RECORD SET:
+++++

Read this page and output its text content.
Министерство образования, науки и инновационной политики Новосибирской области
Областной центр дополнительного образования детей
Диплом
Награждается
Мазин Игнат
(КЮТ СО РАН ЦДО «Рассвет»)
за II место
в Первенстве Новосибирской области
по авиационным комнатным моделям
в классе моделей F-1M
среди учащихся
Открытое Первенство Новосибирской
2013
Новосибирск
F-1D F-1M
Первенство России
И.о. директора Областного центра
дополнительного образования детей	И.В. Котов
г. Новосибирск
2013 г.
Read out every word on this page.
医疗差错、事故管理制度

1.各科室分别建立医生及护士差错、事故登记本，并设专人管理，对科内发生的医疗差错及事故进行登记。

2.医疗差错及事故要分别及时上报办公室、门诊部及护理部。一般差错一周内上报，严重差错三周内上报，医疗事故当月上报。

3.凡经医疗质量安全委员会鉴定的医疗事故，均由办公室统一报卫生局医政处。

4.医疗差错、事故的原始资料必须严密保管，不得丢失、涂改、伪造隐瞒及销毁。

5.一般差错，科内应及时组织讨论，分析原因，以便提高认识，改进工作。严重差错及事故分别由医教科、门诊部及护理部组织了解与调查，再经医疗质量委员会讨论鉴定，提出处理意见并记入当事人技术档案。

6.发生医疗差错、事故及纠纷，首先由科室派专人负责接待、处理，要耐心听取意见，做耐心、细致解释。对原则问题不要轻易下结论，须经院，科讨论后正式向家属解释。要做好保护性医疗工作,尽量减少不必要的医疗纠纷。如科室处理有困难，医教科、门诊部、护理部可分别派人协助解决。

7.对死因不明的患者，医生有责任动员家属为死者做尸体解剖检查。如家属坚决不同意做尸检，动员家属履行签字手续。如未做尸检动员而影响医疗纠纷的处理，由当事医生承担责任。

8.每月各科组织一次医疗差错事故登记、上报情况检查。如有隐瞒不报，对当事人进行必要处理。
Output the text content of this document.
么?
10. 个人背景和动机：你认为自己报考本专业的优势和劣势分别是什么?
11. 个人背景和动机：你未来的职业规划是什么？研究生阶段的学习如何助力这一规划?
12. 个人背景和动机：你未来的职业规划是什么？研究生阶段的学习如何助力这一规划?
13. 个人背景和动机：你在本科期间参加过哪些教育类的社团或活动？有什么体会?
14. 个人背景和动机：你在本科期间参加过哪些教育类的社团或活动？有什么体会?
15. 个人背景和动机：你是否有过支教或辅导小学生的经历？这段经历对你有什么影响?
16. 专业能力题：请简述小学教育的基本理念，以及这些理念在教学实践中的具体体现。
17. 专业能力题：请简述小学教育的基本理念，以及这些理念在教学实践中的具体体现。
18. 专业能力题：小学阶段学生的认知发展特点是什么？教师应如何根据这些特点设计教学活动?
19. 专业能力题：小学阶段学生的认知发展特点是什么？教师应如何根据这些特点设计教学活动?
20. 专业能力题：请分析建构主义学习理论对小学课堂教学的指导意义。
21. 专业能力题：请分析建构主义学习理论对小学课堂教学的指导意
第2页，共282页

+++++

Select and copy each line from the data that includes the word "text".

EXERCISE OUTPUT:
Read this page and output its text content.
Output the text content of this document.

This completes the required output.